Begin

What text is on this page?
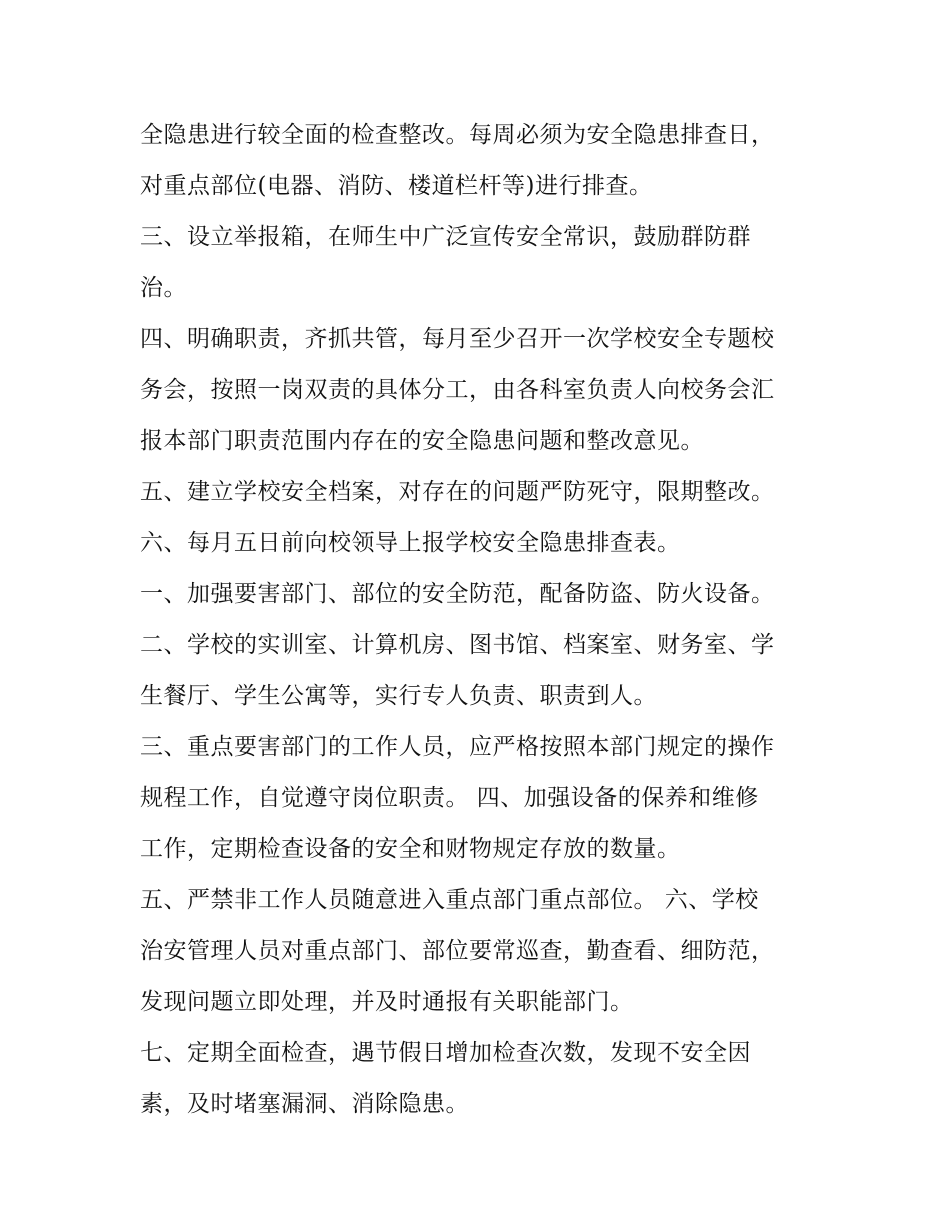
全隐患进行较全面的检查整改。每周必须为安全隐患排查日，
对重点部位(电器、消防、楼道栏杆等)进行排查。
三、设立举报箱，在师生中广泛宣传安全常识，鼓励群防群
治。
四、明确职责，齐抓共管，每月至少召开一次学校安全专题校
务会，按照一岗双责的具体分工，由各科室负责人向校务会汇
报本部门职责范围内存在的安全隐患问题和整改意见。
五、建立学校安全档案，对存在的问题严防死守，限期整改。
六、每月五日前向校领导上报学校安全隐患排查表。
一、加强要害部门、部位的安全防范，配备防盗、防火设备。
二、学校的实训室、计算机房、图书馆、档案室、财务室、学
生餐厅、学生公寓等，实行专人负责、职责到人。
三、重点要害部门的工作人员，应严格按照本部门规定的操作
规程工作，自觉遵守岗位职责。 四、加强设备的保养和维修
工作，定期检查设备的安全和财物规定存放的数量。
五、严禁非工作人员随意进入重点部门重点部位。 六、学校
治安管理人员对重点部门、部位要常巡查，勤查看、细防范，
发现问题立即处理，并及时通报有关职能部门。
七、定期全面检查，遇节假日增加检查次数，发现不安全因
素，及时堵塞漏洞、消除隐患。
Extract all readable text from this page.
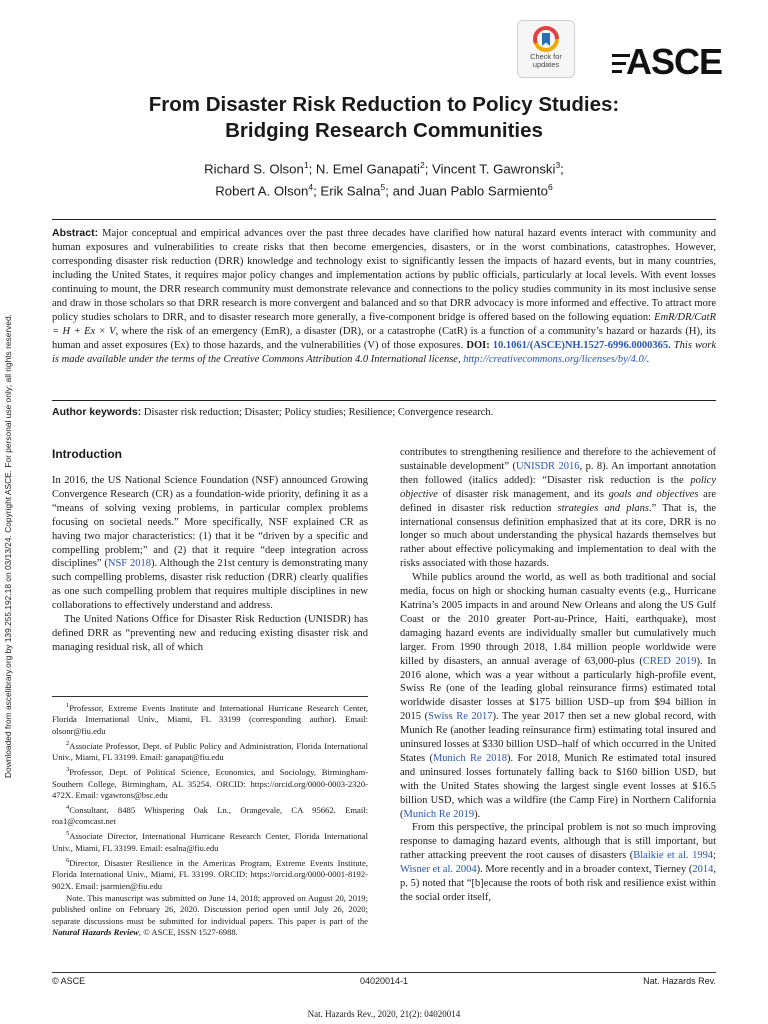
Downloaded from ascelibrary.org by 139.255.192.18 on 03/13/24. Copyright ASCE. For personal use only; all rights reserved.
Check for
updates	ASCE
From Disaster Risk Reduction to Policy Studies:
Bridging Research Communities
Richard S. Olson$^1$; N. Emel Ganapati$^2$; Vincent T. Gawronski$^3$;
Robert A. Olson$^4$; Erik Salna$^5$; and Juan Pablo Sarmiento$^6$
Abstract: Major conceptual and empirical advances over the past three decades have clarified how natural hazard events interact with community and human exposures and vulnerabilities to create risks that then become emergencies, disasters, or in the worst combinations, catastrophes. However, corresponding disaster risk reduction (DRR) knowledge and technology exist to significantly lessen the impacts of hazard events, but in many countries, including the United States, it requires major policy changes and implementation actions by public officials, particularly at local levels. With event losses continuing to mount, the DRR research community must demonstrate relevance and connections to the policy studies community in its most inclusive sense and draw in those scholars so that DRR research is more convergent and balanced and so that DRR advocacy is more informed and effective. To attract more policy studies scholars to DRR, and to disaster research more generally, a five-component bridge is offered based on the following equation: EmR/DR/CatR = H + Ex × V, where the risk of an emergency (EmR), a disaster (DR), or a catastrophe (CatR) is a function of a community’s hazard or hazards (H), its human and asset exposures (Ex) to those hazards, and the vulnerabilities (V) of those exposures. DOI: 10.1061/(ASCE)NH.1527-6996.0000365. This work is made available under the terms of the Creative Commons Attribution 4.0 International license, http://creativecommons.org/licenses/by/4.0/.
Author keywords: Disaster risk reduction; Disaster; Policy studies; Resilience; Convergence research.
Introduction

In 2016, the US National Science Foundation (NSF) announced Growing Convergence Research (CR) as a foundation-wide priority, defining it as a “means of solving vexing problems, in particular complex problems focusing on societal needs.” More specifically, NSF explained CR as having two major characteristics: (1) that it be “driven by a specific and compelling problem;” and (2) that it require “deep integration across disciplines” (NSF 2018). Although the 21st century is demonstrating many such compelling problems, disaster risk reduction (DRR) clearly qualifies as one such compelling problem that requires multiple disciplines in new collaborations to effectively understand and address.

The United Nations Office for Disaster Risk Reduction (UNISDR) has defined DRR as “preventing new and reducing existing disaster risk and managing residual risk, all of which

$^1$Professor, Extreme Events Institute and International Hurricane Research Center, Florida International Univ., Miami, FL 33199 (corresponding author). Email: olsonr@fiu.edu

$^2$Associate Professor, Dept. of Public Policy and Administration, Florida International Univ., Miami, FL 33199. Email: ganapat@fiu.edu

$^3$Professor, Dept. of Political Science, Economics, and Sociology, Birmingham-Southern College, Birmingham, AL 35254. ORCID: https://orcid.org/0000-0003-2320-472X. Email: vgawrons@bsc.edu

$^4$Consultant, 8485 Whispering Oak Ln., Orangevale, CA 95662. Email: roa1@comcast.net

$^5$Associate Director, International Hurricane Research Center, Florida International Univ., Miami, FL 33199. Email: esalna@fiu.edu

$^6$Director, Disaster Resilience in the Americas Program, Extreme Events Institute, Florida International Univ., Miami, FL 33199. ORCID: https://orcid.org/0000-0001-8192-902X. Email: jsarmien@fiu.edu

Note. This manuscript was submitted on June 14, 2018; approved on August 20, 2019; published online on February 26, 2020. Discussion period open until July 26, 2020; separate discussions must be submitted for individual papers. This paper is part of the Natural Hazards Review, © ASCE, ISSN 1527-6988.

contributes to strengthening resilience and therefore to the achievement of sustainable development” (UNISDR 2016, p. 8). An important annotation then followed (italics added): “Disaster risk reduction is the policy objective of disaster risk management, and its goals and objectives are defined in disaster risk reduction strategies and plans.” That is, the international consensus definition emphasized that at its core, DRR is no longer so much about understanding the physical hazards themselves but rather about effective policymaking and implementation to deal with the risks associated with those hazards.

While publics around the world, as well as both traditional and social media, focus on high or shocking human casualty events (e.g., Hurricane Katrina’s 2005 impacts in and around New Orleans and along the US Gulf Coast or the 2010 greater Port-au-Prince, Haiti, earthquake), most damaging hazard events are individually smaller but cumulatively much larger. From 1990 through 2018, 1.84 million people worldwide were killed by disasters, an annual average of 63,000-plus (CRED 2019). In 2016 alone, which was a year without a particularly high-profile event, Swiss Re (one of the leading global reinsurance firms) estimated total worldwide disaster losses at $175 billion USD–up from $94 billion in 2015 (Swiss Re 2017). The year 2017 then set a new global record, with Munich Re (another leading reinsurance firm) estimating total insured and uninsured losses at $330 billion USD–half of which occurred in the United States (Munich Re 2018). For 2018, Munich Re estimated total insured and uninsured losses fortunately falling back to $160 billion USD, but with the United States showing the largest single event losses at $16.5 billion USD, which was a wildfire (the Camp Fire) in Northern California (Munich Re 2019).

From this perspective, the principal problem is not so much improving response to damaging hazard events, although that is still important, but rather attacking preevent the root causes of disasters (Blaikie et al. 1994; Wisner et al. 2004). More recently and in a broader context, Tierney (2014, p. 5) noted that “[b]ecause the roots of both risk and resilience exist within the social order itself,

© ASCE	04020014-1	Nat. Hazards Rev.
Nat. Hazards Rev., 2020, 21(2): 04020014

End

## WORK REQUIRED
Which lines contain the word "Convergence"? Copy each of them.

## SOLUTION FOR THIS EXERCISE
Author keywords: Disaster risk reduction; Disaster; Policy studies; Resilience; Convergence research.
In 2016, the US National Science Foundation (NSF) announced Growing Convergence Research (CR) as a foundation-wide priority, defining it as a “means of solving vexing problems, in particular complex problems focusing on societal needs.” More specifically, NSF explained CR as having two major characteristics: (1) that it be “driven by a specific and compelling problem;” and (2) that it require “deep integration across disciplines” (NSF 2018). Although the 21st century is demonstrating many such compelling problems, disaster risk reduction (DRR) clearly qualifies as one such compelling problem that requires multiple disciplines in new collaborations to effectively understand and address.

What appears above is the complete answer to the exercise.